EXTRACTED TEXT —
■ ■ ■
Defenders of Oasis (Game Gear): An RPG with a lot of rough edges but enough charm to carry it through. Its Arabian Nights theme is a rarity in the genre.


Access to the DSiWare shop from Nintendo DSi units themselves was cut off years ago, but a good chunk of the library remained accessible through the 3DS eShop. When the 3DS eShop goes, so too do these games finally sail off into the night. This honestly could be an article on its own, but for the sake of brevity I will just present a platter to pique your curiosity.

Zenonia: A fun action-RPG with mobile roots, but no longer available on mobile as its publisher realized free-to-play was more profitable.

X-Scape: The successor to the impressive Game Boy game X, itself something of a precursor to Star Fox. One of my favorite DSiWare exclusives.

Trajectile: Somewhere at the intersection between Arkanoid and Puzzle Bobble lies this unique block breaker. Launch the missiles to clear the blocks.

Starship Defense: A tower defense-style game with a sketchbook graphical style. The presentation carries this one, but the mechanics are solid.

Pictobits: The whole Art Style series is worth considering, but this clever puzzler is my favorite. Match the blocks to create a pixel art image. Very tough as it goes on.
■ ■ ■
EXERCISE TASKS —
a – Copy the DSiWare game rundown from "X-Scape: The successor" down to "clear the blocks.", renaming "Arkanoid" as "Breakout".
b – In the DSiWare game rundown, which game from the Art Style series is named as the writer's favorite?
c – Carry on the DSiWare game rundown from its last line.
The entries that come next have no connection to the DSiWare text.

[Structured page parsing data]
■ ■ ■
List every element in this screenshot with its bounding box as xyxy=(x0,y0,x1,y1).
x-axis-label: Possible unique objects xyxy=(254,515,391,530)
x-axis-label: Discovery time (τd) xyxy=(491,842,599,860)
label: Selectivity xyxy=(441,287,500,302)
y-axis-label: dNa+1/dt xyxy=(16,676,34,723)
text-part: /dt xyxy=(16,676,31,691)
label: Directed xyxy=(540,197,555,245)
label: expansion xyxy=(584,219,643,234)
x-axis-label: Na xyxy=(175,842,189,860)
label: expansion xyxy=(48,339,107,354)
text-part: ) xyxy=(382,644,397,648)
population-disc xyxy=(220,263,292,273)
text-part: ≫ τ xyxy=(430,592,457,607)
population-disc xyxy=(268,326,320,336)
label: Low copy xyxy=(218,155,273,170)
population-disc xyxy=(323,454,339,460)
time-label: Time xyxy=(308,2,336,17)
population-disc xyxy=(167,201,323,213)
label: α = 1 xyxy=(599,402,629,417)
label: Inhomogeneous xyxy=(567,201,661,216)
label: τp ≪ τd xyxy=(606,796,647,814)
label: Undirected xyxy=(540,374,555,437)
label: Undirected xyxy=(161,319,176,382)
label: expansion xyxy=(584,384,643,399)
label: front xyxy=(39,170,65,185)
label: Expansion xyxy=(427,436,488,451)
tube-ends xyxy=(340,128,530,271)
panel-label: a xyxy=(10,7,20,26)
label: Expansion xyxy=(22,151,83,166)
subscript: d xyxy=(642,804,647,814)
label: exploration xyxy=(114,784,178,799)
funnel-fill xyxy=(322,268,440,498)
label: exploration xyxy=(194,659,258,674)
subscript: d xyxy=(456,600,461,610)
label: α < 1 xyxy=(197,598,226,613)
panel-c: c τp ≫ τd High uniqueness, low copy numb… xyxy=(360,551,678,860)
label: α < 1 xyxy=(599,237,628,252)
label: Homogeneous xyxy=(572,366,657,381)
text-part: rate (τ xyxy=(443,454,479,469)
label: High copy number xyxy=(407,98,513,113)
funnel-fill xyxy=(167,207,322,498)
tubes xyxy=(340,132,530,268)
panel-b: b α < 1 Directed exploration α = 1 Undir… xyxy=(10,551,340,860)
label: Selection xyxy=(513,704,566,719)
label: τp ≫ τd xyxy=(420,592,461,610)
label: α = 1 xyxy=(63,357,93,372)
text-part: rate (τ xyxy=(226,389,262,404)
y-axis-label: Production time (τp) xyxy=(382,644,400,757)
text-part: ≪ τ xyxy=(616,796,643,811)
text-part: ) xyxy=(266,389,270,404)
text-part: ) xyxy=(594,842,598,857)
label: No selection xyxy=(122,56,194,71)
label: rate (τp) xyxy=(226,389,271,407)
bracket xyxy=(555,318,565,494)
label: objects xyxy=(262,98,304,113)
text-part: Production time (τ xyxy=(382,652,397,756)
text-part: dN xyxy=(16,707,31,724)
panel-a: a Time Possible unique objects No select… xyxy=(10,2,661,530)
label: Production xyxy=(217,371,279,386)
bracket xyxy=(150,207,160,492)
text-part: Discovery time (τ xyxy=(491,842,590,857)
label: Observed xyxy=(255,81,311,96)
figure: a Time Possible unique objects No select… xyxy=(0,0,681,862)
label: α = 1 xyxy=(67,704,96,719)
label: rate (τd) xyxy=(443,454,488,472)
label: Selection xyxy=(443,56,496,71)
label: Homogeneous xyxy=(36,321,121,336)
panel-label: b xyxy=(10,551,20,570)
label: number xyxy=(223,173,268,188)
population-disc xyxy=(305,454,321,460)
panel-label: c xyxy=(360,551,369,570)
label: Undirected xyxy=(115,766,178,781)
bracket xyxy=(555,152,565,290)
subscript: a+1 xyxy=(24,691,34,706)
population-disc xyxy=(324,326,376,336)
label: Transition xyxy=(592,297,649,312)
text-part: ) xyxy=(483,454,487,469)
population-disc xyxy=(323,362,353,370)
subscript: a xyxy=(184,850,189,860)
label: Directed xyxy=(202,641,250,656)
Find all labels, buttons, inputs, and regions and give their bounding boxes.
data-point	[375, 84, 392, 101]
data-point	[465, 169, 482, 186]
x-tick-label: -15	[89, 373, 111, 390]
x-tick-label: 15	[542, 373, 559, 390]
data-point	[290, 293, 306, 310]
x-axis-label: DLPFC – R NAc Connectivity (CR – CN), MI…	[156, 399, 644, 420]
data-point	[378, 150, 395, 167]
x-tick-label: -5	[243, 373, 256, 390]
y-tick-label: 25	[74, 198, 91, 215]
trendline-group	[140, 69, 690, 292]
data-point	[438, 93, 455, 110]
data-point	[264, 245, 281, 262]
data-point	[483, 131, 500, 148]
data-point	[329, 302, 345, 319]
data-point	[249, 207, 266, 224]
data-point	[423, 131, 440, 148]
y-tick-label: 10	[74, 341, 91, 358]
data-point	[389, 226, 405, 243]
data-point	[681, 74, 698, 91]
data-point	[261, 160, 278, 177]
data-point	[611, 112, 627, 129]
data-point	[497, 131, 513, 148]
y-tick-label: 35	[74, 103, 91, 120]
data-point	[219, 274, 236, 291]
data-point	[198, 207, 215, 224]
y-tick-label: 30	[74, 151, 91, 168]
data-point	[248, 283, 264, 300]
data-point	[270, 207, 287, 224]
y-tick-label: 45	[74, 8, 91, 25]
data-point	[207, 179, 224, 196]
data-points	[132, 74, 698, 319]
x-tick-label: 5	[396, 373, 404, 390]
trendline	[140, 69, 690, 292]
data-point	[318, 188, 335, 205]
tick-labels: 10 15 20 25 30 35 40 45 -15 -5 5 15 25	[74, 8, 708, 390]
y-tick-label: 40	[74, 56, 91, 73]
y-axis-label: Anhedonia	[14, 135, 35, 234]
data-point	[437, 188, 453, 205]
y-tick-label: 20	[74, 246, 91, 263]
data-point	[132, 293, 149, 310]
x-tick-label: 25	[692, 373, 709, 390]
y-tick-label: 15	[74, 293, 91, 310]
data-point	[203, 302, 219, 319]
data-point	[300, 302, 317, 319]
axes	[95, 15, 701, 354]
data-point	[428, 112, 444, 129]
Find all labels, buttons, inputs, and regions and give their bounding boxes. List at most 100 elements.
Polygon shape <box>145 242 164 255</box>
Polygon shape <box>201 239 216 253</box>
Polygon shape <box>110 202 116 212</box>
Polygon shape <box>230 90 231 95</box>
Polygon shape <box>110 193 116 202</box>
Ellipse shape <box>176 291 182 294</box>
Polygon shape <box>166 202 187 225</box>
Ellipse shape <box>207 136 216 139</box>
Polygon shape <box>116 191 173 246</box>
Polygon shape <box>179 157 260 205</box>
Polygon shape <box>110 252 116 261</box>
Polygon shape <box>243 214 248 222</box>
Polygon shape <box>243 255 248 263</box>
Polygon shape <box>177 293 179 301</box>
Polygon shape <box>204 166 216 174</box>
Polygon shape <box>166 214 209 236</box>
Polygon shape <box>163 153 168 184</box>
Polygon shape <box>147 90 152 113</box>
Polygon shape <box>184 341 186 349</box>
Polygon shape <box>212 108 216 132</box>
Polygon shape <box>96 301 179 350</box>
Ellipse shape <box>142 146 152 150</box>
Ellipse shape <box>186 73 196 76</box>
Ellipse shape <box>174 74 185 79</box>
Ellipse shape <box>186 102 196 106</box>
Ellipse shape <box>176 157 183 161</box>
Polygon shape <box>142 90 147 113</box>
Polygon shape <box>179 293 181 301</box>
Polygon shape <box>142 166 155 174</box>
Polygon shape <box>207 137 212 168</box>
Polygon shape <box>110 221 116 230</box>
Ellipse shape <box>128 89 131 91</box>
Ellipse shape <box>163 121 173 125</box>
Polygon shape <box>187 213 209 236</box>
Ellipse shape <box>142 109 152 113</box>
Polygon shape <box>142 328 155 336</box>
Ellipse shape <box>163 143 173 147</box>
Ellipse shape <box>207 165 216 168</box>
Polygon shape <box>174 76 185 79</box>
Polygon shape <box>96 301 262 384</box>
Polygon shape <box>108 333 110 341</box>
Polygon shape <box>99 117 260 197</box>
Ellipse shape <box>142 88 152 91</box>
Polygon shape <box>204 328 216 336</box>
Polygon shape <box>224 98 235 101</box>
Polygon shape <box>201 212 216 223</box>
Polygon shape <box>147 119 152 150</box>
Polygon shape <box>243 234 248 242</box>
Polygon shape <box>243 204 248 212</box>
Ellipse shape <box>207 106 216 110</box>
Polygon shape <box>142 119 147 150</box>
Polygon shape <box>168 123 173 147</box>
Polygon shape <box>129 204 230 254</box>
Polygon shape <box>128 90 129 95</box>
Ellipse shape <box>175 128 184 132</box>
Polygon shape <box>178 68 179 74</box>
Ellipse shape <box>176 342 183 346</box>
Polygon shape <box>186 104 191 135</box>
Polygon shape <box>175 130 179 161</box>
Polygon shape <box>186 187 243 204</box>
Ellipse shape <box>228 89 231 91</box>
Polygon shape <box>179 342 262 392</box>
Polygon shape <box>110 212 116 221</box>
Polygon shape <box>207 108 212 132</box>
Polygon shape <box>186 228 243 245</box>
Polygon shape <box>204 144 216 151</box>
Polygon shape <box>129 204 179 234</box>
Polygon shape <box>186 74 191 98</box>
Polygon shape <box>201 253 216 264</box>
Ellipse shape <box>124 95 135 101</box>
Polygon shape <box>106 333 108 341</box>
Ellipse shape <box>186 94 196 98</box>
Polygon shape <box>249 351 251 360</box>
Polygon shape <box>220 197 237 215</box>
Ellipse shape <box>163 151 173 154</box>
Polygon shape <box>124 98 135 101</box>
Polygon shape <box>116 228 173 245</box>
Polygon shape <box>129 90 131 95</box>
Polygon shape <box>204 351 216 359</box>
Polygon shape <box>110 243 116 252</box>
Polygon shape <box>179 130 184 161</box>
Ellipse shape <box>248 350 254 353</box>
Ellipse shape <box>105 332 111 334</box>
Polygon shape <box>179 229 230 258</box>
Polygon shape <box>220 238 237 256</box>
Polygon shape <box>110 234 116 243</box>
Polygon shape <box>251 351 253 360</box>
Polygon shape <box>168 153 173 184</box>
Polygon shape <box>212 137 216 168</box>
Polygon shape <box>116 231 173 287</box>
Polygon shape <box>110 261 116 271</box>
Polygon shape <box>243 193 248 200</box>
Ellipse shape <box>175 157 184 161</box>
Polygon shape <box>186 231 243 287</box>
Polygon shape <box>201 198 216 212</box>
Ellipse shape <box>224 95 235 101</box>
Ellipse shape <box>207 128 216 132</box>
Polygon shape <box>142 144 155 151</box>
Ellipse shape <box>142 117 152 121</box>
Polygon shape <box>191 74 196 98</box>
■ ■ ■
ANSWERS FOR THE EXERCISE —
a –
X-Scape: The successor to the impressive Game Boy game X, itself something of a precursor to Star Fox. One of my favorite DSiWare exclusives.

Trajectile: Somewhere at the intersection between Breakout and Puzzle Bobble lies this unique block breaker. Launch the missiles to clear the blocks.

b – Pictobits

c –
SteamWorld Tower Defense: The first SteamWorld game! At this very moment, this is the only place you can get it. A little too tough for its own good, but cool anyway.

G.G Series Ninja Karakuri Den: A compelling arcade-style action game where you have to hop around and slash gears while avoiding enemies.

Aura-Aura Climber: A simple game where you try to climb as high as you can, with various obstacles getting in your way.

Soul of Darkness: Remember when Gameloft used to make neat little clones of other games? This is their take on Castlevania, and it’s not half bad.

Game & Watch Series: If you just want to play Nintendo’s Game & Watch games, the Virtual Console Game & Watch Gallery titles are probably a better way to go. But this line of accurate ports of several Game & Watch games offers a very accurate experience, and I can’t see Nintendo doing this kind of thing again anytime soon.

3D Classics

A broad category encompassing Nintendo’s brief efforts and SEGA’s more sustained burst. These games really use the 3D effect of the system well, but even going beyond that many of the titles include extras and improvements that make them worth picking up. I personally recommend all of them, but that’s not really helpful for our purposes today, is it? Here are a few special picks, and keep in mind I’m not considering the ones you can get physically via the SEGA 3D Classics Collection.

Kid Icarus: Not one of Nintendo’s absolute finest games, but this part of their 8-bit pantheon is at its absolute finest in this 3D version thanks to a number of gameplay improvements. If you’re ever going to play Kid Icarus, this is the way to do it.

Kirby’s Adventure: This game may not have as many gameplay improvements as Kid Icarus, but it does have a few such as allowing you to run across all one-block gaps and removing slowdown. The 3D effect is really fun, and the game itself is amazing.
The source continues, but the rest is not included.